COSA FARE - Ricopia senza alcuna modifica il passo dell'articolo su Infantino e le FIFA Legends che va da "I comunicati seguono" fino a "al dirigente svizzero." incluso.

SEZIONE DEL DOCUMENTO -
Cannavaro, Totti, Vieri in soccorso di Infantino: cosa c’è dietro gli strani messaggi delle FIFA Legends
C'è un aspetto che colpisce più delle accuse rivolte a Gianni Infantino nelle ultime settimane: una parte delle FIFA Legends è uscita allo scoperto per difenderlo con delle prese di posizione nette che hanno aperto a nuove riflessioni. Dopo il dissenso di tanti ex giocatori che si erano uniti al grido di "Enough is enough" è partita una campagna in difesa del presidente della FIFA che ha coinvolto molti dei nomi più importanti del programma. Fabio Cannavaro, Christian Vieri, Francesco Totti, Javier Zanetti, Esteban Cambiasso, Javier Pastore, Marco Materazzi, Cafu, Roberto Carlos, Pepe e Samuel Eto'o hanno pubblicato a raffica messaggi molto simili, accomunati dallo stesso concetto ripetuto più volte per rafforzare la posizione del numero uno del calcio mondiale alla ricerca del suo quarto mandato.
I comunicati seguono la stessa logica ed esaltano il lavoro di Infantino che negli ultimi dieci anni avrebbe dato più voce ai calciatori, pienamente coinvolti nella sua attività a differenza delle gestioni passate dove erano rilegati a un ruolo marginale. Dicono tutti la stessa cosa, andando talvolta contro la posizione delle federazioni nazionali come è successo a Zanetti che si è esposto da vicepresidente dell'Inter anche se la FIGC aveva ritirato il suo sostegno al dirigente svizzero.
Le FIFA Legends si schierano con Infantino
Non è un caso che il sostegno al numero uno della FIFA sia arrivato dai volti più in vista delle FIFA Legends, un programma ideato da lui stesso nel 2016 che riporta al centro della scena alcuni dei grandi protagonisti del calcio del passato. Coinvolge circa 7000 giocatori e allenatori che hanno fatto la storia e che oggi partecipano ad attività sociali e promozionali. In ballo ci sono più delle partite-evento che giocano in giro per il mondo: in ballo ci sono ruoli di rilievo e i volti noti sono più o meno gli stessi che in cambio ricevono viaggi, ospitalità e grandi compensi.

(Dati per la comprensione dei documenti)
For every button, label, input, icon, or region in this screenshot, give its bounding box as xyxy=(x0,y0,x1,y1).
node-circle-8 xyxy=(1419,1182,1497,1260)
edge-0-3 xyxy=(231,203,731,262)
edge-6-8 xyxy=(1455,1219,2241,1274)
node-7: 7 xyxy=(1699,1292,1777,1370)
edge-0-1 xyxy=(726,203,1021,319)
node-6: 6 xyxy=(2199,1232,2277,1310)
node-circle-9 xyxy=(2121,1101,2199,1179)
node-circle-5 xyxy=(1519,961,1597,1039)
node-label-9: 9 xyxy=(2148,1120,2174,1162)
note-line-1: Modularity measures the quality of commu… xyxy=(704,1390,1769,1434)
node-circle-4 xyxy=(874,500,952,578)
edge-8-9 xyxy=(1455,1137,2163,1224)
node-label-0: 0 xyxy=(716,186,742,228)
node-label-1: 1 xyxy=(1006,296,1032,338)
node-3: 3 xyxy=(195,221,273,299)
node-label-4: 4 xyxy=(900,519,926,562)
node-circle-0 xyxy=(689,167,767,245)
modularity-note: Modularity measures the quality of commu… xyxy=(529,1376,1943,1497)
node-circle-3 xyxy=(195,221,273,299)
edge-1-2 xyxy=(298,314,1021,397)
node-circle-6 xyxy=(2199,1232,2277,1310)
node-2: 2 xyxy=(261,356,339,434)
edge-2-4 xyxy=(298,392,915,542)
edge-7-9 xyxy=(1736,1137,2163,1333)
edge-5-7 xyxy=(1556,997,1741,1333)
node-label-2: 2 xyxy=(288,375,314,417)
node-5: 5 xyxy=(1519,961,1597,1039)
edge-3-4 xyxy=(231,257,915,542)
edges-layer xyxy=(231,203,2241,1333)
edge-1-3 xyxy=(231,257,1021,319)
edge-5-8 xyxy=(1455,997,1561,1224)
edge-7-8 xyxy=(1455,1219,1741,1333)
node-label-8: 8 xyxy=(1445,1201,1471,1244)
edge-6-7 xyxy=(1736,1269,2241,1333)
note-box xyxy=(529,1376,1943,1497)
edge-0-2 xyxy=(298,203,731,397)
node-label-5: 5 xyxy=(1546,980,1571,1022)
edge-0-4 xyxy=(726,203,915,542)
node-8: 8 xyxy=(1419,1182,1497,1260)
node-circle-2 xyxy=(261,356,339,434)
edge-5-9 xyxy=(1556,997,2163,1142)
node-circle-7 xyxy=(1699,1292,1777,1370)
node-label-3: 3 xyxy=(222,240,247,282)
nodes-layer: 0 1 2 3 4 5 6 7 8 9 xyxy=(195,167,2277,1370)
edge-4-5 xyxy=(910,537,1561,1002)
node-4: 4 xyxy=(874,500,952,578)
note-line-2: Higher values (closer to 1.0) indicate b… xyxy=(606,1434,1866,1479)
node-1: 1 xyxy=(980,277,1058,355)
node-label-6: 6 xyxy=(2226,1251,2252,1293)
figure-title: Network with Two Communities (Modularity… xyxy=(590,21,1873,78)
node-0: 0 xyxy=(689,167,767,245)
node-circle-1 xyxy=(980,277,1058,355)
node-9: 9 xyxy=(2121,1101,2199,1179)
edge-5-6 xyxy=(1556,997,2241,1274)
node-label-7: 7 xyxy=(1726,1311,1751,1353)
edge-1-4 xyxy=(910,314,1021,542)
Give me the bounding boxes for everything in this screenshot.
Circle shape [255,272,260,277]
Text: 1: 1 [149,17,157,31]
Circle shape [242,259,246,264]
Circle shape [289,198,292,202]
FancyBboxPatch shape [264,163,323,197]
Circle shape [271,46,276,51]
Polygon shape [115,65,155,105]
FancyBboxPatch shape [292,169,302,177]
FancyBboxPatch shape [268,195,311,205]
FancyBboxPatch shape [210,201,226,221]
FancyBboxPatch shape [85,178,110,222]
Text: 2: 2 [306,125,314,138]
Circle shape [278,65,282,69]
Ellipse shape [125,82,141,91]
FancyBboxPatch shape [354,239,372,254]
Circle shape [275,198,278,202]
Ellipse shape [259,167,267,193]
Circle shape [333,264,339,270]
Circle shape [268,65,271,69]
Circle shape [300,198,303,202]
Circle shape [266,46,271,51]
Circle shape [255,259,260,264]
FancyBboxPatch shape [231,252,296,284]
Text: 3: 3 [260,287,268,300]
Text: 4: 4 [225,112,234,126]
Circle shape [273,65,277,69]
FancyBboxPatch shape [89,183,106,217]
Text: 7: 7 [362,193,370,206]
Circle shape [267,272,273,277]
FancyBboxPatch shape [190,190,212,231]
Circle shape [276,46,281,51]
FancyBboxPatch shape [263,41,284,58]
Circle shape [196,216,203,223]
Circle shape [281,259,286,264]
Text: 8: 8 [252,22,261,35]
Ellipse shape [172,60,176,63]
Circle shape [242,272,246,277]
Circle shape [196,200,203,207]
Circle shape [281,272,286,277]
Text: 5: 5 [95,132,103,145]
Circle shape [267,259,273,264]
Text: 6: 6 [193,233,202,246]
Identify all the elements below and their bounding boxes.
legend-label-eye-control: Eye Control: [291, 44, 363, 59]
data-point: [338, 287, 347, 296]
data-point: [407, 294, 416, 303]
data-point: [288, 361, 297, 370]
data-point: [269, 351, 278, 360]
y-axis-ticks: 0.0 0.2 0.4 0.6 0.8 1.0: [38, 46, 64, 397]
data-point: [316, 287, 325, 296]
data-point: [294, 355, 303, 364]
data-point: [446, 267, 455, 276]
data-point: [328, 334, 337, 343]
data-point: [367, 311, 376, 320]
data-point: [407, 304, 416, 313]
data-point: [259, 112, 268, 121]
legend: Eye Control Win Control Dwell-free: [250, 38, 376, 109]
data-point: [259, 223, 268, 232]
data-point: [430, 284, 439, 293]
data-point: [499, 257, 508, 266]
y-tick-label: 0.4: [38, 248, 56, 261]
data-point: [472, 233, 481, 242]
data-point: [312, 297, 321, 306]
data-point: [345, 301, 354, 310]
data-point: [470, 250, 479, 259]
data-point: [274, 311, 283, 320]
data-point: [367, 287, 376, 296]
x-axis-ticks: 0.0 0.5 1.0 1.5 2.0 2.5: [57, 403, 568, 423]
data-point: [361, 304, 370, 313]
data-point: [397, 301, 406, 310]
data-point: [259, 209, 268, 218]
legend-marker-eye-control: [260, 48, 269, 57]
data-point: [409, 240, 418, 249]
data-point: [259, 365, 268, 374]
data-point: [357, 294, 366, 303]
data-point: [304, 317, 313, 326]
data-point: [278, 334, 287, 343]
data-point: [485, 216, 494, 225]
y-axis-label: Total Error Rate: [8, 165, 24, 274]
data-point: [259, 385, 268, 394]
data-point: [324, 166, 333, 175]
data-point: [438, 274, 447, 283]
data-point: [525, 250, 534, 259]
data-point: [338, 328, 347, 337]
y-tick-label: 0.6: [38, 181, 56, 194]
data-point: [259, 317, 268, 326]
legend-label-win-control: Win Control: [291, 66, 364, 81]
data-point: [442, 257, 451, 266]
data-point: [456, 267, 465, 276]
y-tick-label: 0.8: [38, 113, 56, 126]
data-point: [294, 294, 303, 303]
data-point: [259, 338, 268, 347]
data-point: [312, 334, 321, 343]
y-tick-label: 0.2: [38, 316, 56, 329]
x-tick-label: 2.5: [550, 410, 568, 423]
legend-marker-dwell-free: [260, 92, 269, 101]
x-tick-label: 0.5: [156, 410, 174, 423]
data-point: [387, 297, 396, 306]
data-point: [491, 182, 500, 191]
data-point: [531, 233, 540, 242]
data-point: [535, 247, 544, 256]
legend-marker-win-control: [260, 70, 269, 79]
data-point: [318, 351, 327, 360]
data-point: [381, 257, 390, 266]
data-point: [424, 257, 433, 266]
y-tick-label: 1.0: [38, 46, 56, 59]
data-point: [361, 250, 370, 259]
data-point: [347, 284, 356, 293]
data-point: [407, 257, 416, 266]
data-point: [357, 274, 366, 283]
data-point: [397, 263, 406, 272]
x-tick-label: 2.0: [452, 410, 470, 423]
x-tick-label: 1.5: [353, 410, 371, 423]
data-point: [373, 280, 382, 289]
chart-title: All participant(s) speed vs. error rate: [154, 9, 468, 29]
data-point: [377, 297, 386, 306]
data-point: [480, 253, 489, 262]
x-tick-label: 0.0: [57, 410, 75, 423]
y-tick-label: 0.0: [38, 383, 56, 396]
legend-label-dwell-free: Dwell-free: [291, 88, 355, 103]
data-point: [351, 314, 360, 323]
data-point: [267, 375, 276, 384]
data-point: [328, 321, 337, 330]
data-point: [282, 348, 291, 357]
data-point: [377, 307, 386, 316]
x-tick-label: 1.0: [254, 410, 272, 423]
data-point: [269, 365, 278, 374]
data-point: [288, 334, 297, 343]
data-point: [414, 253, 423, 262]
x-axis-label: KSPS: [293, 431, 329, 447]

RISPOSTA -
I comunicati seguono la stessa logica ed esaltano il lavoro di Infantino che negli ultimi dieci anni avrebbe dato più voce ai calciatori, pienamente coinvolti nella sua attività a differenza delle gestioni passate dove erano rilegati a un ruolo marginale. Dicono tutti la stessa cosa, andando talvolta contro la posizione delle federazioni nazionali come è successo a Zanetti che si è esposto da vicepresidente dell'Inter anche se la FIGC aveva ritirato il suo sostegno al dirigente svizzero.